### GIVEN INSTRUCTION
Scan the lines below for the word "blank". Copy each line you find it in.

▼

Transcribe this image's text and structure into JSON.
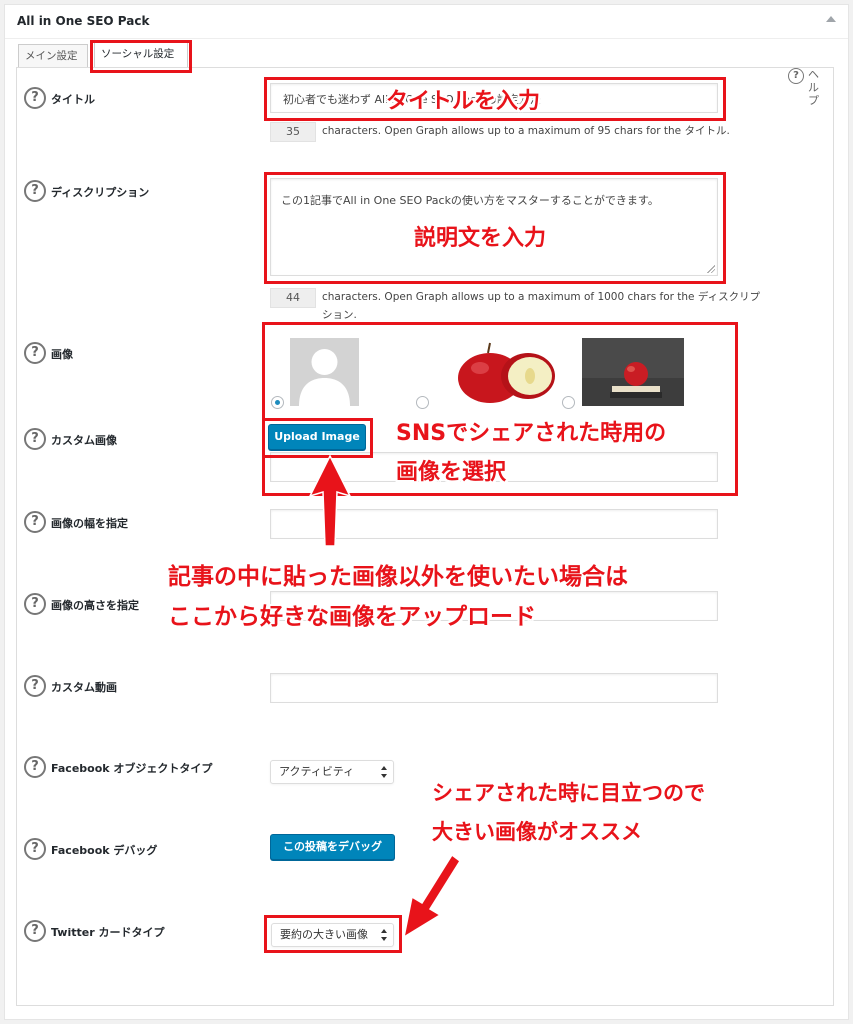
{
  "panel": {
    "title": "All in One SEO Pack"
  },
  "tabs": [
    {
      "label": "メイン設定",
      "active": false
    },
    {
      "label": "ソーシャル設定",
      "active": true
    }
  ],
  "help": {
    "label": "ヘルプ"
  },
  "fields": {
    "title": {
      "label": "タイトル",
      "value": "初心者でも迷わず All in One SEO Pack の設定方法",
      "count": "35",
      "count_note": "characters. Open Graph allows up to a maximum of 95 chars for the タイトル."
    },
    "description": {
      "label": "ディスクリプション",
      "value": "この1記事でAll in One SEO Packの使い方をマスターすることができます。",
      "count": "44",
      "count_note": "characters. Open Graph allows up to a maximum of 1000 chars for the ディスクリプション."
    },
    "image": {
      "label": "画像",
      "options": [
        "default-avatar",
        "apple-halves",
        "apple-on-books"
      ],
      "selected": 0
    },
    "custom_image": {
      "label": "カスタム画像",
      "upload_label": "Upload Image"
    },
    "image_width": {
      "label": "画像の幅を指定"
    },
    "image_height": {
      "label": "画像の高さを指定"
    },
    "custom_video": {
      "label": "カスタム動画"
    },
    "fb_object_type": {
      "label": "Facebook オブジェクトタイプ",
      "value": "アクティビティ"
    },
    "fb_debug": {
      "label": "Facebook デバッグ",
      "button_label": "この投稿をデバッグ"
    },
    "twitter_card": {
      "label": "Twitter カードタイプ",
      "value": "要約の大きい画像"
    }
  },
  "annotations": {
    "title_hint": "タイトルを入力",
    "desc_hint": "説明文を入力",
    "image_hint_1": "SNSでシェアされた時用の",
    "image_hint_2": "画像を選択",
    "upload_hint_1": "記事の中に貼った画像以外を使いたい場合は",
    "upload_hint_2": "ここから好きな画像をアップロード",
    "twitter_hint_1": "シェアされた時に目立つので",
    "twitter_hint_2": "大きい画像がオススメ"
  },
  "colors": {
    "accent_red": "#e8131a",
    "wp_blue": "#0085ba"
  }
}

▲
▼

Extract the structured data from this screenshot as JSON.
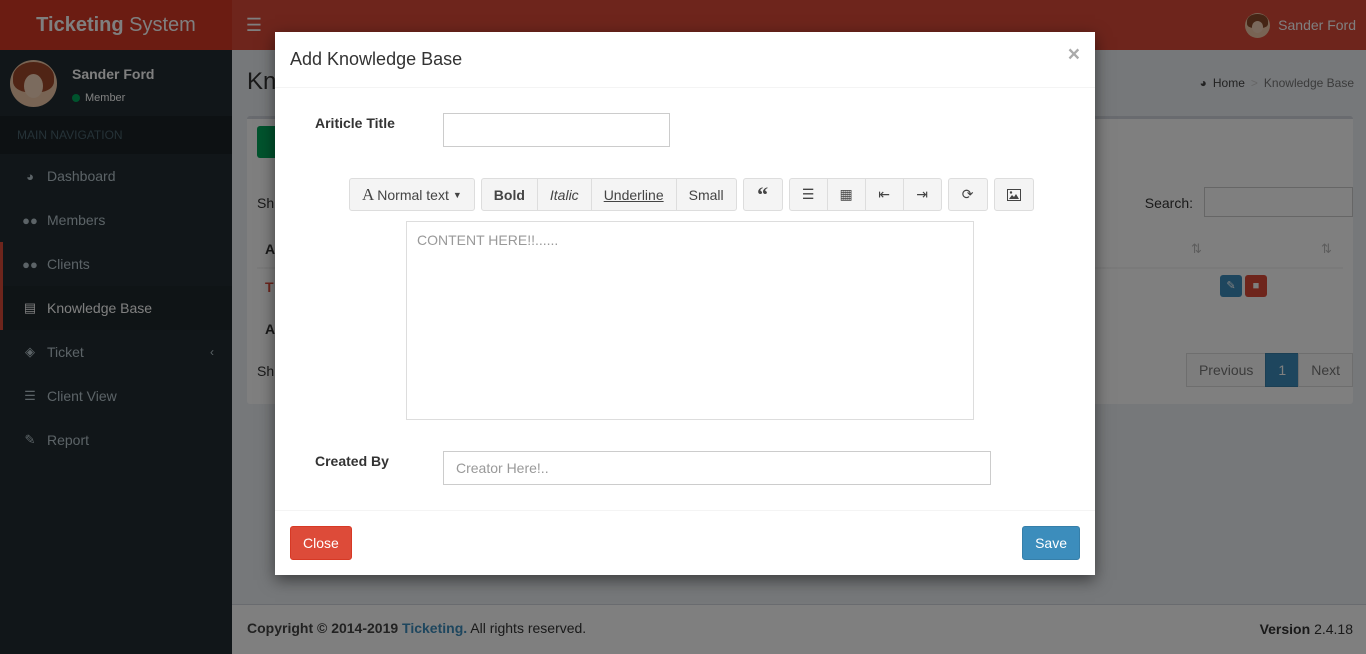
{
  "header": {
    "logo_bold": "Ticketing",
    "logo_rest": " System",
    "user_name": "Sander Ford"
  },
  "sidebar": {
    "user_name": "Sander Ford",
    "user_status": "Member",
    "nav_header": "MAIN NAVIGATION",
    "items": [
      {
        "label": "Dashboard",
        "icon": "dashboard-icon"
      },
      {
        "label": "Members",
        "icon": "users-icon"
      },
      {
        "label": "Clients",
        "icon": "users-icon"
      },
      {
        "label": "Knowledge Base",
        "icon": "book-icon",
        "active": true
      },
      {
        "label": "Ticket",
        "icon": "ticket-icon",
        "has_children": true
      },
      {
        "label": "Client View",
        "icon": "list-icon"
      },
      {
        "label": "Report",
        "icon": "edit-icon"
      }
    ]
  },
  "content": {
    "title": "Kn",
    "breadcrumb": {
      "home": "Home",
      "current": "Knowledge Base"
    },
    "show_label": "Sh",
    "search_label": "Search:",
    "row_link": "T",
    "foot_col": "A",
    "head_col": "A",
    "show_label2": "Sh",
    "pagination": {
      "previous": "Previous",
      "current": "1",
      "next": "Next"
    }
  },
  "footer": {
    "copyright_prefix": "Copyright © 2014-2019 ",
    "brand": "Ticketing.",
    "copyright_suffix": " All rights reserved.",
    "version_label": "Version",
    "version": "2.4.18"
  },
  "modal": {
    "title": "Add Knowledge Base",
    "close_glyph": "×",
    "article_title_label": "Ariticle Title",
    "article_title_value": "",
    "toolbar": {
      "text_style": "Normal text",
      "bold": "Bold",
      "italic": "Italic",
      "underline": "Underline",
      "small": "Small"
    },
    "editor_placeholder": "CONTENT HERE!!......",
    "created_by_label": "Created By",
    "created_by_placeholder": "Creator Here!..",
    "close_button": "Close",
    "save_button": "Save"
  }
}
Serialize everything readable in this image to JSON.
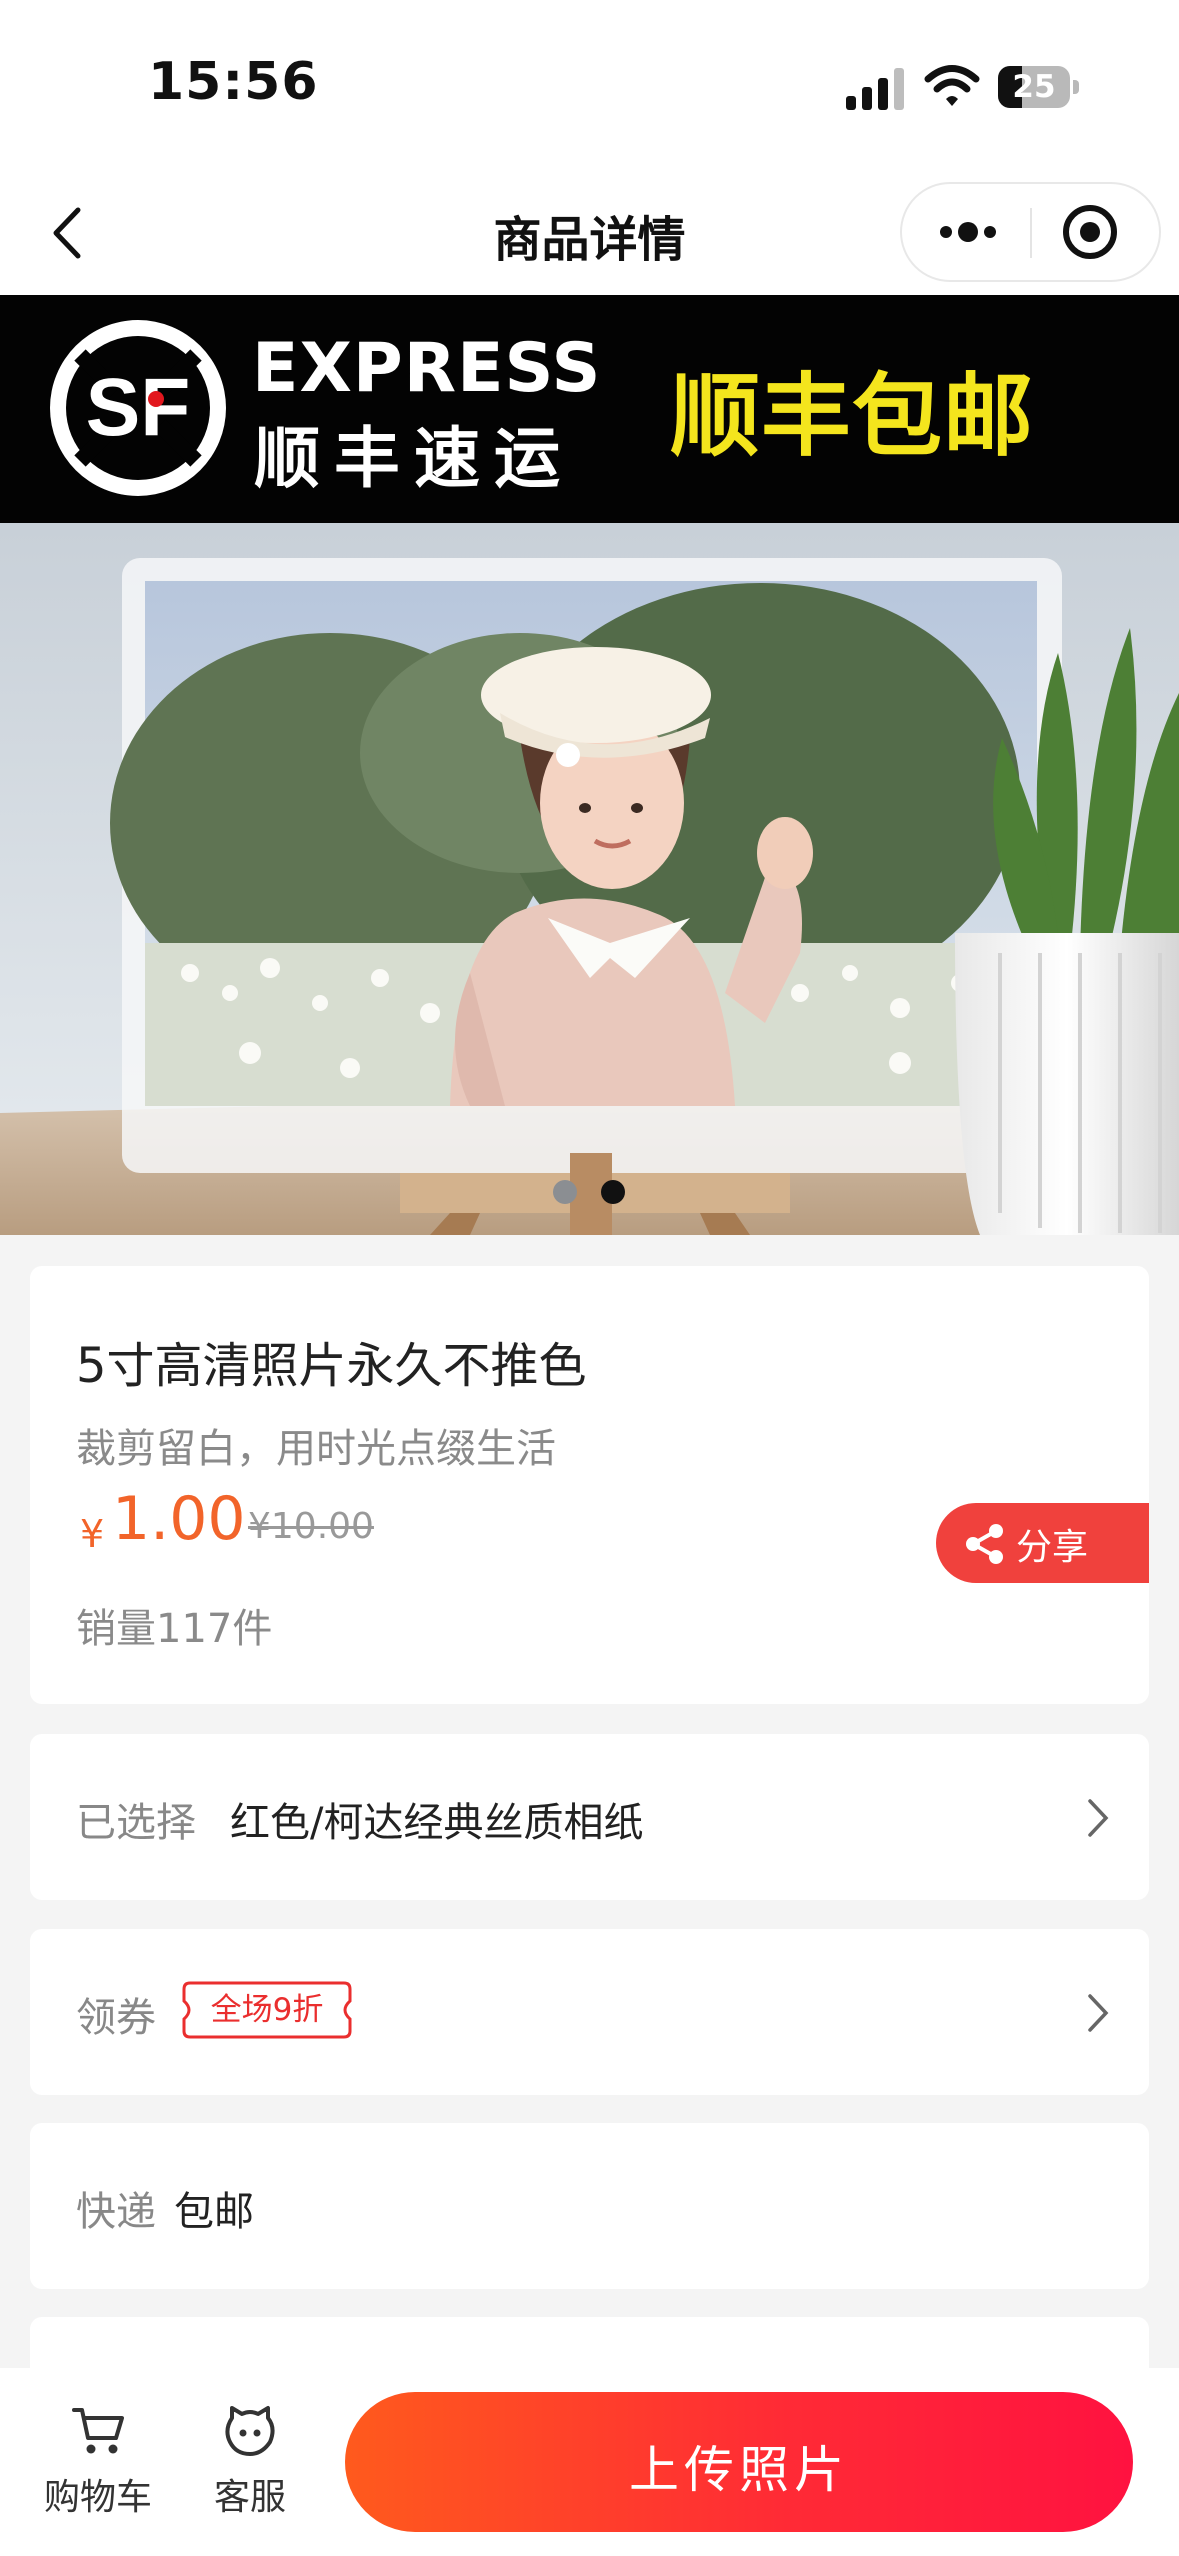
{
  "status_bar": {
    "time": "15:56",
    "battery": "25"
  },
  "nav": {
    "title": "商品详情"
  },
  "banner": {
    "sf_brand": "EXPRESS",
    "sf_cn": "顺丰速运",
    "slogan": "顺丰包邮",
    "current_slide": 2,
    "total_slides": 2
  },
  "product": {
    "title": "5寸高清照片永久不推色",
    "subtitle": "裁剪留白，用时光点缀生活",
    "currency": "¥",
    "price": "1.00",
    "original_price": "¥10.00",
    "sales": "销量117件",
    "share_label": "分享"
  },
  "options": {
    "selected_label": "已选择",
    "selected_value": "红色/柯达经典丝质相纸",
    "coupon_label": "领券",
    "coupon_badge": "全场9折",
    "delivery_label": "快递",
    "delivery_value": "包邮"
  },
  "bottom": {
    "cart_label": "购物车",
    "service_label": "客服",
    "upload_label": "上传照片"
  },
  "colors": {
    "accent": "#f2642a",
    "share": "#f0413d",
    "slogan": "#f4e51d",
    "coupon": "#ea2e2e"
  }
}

▲
▼

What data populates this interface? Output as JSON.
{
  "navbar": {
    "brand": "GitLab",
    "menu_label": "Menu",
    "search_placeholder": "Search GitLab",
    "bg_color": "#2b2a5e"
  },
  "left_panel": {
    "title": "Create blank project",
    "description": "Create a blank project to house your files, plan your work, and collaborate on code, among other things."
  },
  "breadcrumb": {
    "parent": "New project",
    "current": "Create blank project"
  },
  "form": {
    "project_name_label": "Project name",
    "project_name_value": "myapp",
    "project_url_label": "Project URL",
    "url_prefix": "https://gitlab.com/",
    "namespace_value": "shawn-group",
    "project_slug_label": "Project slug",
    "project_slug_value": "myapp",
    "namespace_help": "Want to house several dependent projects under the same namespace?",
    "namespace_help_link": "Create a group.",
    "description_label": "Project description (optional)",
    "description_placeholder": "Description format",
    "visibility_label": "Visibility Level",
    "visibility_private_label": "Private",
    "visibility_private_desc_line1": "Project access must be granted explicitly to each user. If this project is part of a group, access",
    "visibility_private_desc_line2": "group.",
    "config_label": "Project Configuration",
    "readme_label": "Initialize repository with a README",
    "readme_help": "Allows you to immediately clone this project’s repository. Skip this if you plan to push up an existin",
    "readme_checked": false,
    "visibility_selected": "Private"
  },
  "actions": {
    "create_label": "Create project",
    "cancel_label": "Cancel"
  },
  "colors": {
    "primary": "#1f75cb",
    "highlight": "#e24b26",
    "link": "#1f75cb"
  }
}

▲

### REPLY TO THE EXERCISE
    "title": "Create blank project",
    "description": "Create a blank project to house your files, plan your work, and collaborate on code, among other things."
    "current": "Create blank project"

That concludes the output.